WHAT THE TASK ASKS. Single out the lines of the material that contain "insieme" and copy them.

[Data entries]
»»
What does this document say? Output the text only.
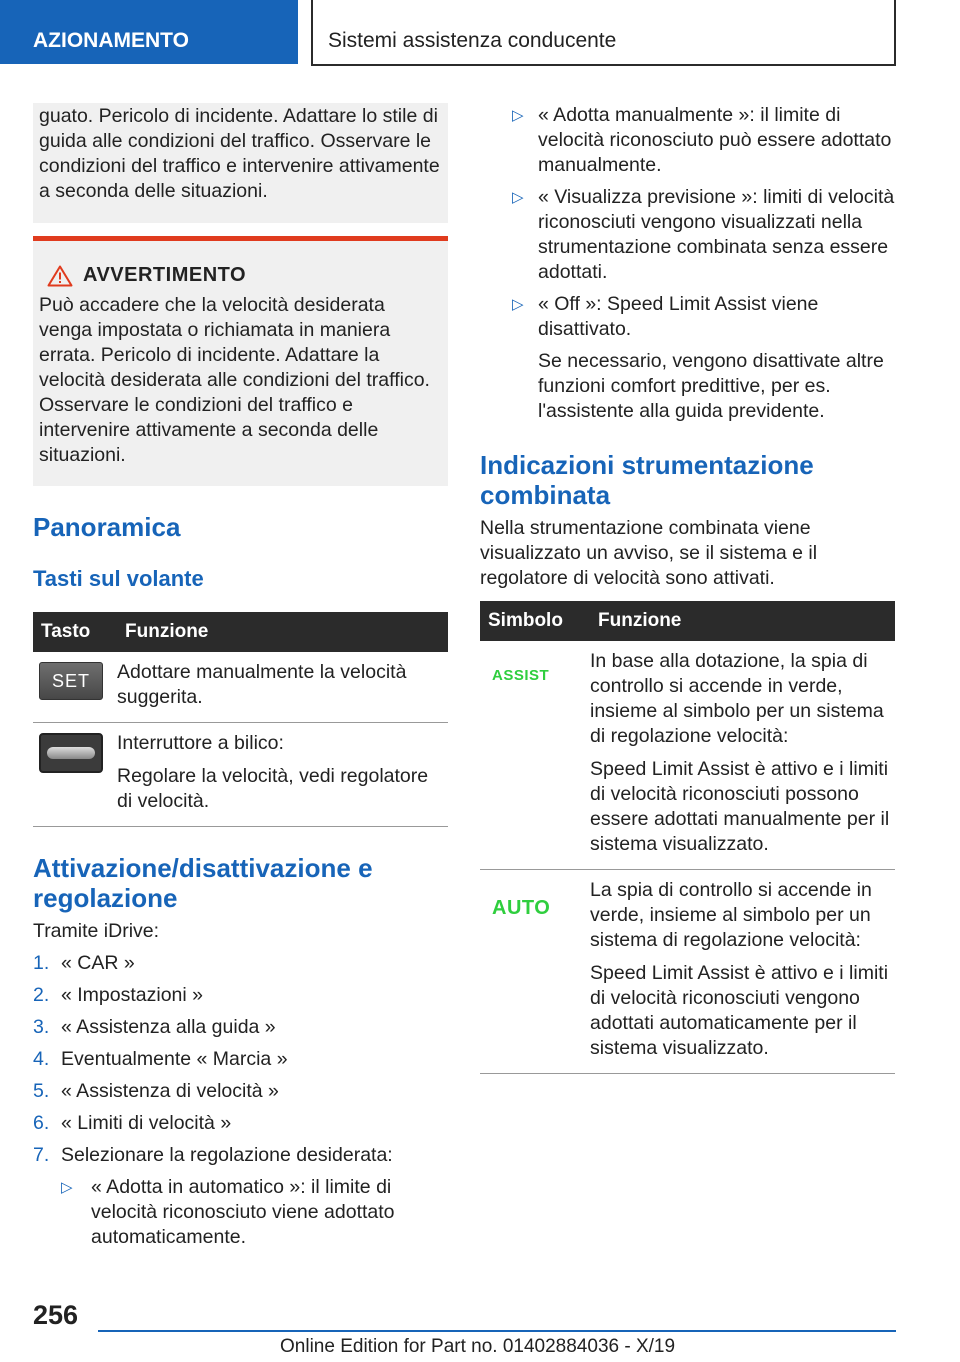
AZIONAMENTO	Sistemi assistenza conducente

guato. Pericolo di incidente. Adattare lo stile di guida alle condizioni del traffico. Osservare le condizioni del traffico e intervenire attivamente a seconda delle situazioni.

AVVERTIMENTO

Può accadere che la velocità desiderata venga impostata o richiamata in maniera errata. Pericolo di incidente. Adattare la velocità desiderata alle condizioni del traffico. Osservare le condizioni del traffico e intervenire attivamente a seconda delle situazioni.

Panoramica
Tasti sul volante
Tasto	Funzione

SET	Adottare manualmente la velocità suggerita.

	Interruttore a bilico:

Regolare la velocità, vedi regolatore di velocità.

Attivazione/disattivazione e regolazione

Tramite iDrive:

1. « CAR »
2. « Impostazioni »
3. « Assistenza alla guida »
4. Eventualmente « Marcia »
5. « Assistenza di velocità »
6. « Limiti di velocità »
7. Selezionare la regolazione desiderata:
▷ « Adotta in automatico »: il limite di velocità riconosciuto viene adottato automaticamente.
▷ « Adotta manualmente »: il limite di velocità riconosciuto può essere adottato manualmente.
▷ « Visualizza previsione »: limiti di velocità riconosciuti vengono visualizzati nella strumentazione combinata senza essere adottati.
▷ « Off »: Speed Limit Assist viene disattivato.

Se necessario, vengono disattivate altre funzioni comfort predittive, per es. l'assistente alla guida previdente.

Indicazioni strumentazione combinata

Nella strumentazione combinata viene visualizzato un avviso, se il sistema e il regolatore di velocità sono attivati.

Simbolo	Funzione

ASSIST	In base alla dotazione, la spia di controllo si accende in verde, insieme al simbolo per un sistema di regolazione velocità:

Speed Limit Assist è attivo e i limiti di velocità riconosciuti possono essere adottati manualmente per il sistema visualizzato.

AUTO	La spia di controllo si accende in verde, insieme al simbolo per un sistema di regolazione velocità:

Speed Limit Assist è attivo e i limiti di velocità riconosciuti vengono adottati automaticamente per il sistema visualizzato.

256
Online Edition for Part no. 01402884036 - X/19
««
»»
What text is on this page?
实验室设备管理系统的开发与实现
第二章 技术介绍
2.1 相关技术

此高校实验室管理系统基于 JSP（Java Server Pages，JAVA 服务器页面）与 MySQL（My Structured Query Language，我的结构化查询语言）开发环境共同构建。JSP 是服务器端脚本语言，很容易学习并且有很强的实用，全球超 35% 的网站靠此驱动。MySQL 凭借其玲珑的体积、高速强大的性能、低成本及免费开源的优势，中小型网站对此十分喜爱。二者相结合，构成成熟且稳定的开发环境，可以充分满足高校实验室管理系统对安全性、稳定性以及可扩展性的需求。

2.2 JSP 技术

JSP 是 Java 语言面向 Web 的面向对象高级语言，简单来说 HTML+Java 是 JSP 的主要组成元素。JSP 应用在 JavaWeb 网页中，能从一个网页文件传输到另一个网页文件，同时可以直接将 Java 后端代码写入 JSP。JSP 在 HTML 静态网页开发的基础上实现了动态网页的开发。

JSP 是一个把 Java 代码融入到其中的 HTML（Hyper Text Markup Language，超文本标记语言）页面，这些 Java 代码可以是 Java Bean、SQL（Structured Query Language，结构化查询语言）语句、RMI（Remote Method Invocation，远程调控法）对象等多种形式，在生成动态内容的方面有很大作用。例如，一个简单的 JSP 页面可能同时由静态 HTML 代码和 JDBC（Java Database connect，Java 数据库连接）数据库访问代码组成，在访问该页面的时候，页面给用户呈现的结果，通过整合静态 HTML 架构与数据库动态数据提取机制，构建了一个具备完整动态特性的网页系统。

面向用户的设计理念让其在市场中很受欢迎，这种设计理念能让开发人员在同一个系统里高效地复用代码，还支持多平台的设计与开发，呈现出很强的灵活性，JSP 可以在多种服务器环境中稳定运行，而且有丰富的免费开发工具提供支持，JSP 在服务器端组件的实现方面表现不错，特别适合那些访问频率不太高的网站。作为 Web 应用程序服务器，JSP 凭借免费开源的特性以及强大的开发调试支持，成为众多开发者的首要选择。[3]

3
««
»»
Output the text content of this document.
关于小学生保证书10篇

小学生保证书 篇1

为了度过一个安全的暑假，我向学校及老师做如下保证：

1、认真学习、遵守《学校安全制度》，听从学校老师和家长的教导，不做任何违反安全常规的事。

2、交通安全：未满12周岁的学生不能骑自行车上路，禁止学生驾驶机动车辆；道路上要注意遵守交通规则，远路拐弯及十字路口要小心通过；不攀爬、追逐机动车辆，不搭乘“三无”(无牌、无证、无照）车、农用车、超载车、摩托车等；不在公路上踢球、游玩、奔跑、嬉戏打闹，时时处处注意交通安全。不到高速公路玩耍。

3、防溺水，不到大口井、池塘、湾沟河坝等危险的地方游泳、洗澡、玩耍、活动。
««
ANSWER TO THIS PROBLEM.
ASSIST	In base alla dotazione, la spia di controllo si accende in verde, insieme al simbolo per un sistema di regolazione velocità:
AUTO	La spia di controllo si accende in verde, insieme al simbolo per un sistema di regolazione velocità:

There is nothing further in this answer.